Problems and tasks:
1. Answer these about the cat vet care text below:
(a) How often should all cats have a veterinary examination?
(b) Which kinds of food are named under Nutrition?
(c) What does the health history cover?
2. Copy the part of the cat vet care text below between "- In addition, this" and "repetitive behaviors, others).", inclusive.

Excerpt:
Vet Consultation:
- All Cats should have a veterinary examination minimum of once a year. It is essential to evaluate the state of health of pets and detect in time any alteration, no matter how small, and thus be able to treat it correctly, preventing suffering and improving the cat’s quality of life.
- In addition, this is much cheaper than ending up in a regular or emergency clinic with a fully developed medical pathology due to the lack of early detection.
- In turn, it allows us to keep up to date with the preventive plans for infectious and contagious diseases, parasitic so crucial for our cats.
- Some cats need frequent if they present a health condition (Heart conditions, allergic disease, chronic kidney disease, diabetes, etc.) that is convenient to follow.
Cat Evaluation:
- Health history (vaccinations, diseases, accidents, others).
- Routine life (status in a home with the owner and other pets, exercises, visit to another place.
- Conduct or Behavior (fears, aggression with other pets, repetitive behaviors, others).
- Nutrition: types of food, dry, wet, home food, frequency of administration.

Supplied data:
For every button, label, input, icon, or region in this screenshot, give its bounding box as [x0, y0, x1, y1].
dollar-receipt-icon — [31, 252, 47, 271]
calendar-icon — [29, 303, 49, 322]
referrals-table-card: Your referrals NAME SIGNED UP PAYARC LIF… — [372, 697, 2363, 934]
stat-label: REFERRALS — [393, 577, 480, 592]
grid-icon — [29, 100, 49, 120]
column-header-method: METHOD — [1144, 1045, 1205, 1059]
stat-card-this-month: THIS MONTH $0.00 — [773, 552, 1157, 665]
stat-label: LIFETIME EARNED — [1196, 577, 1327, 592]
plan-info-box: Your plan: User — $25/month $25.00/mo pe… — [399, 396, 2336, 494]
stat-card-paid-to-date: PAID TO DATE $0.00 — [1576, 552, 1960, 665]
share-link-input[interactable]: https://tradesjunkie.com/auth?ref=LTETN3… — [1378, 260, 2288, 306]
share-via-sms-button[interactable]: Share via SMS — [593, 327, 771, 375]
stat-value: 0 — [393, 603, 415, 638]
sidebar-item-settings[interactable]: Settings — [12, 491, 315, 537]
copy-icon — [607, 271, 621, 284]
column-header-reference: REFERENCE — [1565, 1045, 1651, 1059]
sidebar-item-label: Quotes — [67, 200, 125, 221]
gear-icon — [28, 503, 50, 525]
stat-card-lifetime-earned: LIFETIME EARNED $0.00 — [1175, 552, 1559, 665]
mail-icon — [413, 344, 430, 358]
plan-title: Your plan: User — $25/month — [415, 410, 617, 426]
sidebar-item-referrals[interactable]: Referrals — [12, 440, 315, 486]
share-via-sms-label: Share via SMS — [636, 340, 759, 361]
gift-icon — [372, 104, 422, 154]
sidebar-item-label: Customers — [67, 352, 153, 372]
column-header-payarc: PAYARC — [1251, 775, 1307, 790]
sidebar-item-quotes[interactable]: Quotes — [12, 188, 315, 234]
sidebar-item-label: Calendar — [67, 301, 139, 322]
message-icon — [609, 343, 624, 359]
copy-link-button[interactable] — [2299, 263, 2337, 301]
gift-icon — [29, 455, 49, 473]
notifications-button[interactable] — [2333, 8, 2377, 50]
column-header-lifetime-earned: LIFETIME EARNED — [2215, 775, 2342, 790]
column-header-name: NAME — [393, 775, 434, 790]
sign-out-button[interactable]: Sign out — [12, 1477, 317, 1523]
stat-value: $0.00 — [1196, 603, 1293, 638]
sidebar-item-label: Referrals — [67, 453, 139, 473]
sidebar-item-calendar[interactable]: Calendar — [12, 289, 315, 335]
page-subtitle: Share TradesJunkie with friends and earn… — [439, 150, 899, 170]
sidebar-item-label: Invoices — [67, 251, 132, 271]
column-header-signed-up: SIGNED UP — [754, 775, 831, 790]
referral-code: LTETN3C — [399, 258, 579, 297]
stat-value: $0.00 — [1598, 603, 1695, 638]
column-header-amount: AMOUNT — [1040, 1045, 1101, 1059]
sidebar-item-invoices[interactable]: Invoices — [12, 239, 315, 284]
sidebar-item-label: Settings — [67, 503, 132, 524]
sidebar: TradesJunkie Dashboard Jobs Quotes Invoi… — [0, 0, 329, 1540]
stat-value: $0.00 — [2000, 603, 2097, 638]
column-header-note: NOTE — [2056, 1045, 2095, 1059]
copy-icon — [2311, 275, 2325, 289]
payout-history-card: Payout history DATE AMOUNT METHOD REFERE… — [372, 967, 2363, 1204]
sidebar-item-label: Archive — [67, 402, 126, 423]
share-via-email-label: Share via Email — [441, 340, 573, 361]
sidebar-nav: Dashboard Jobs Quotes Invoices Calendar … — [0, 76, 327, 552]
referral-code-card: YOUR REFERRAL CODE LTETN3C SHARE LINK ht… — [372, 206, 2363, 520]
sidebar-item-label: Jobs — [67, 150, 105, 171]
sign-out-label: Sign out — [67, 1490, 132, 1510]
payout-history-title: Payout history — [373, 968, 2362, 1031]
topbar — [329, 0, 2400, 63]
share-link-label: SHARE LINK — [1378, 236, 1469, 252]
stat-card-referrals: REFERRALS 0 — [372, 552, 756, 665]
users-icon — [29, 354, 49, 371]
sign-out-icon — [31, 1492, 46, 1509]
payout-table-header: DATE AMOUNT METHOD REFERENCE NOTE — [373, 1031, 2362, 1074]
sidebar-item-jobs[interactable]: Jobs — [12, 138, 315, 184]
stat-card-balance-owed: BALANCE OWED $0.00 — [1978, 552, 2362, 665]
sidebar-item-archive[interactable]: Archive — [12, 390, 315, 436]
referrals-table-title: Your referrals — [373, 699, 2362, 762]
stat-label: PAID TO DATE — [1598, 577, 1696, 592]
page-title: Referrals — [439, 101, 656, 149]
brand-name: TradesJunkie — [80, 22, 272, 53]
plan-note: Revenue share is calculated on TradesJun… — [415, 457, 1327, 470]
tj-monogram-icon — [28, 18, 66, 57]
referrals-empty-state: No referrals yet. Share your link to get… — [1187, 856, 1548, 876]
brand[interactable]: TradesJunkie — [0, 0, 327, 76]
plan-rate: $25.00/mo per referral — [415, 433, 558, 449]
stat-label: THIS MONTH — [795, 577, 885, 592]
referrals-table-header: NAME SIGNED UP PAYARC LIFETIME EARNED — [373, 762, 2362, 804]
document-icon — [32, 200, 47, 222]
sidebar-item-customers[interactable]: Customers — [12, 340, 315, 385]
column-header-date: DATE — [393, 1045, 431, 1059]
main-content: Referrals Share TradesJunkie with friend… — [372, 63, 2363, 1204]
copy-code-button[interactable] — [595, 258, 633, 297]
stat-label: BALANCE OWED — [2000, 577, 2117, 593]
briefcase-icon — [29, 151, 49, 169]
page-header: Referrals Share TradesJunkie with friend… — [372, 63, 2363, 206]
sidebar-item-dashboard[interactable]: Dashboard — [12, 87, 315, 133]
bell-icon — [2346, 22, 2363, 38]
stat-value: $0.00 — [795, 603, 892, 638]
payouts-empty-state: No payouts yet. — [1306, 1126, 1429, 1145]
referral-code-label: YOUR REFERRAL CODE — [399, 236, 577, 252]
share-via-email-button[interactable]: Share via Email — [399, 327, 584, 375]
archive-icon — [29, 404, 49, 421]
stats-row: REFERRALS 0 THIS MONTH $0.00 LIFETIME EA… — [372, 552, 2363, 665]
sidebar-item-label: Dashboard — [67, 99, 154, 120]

List of answers:
1.
(a) A minimum of once a year.
(b) Dry, wet, and home food.
(c) Vaccinations, diseases, accidents, and others.

2.
- In addition, this is much cheaper than ending up in a regular or emergency clinic with a fully developed medical pathology due to the lack of early detection.
- In turn, it allows us to keep up to date with the preventive plans for infectious and contagious diseases, parasitic so crucial for our cats.
- Some cats need frequent if they present a health condition (Heart conditions, allergic disease, chronic kidney disease, diabetes, etc.) that is convenient to follow.
Cat Evaluation:
- Health history (vaccinations, diseases, accidents, others).
- Routine life (status in a home with the owner and other pets, exercises, visit to another place.
- Conduct or Behavior (fears, aggression with other pets, repetitive behaviors, others).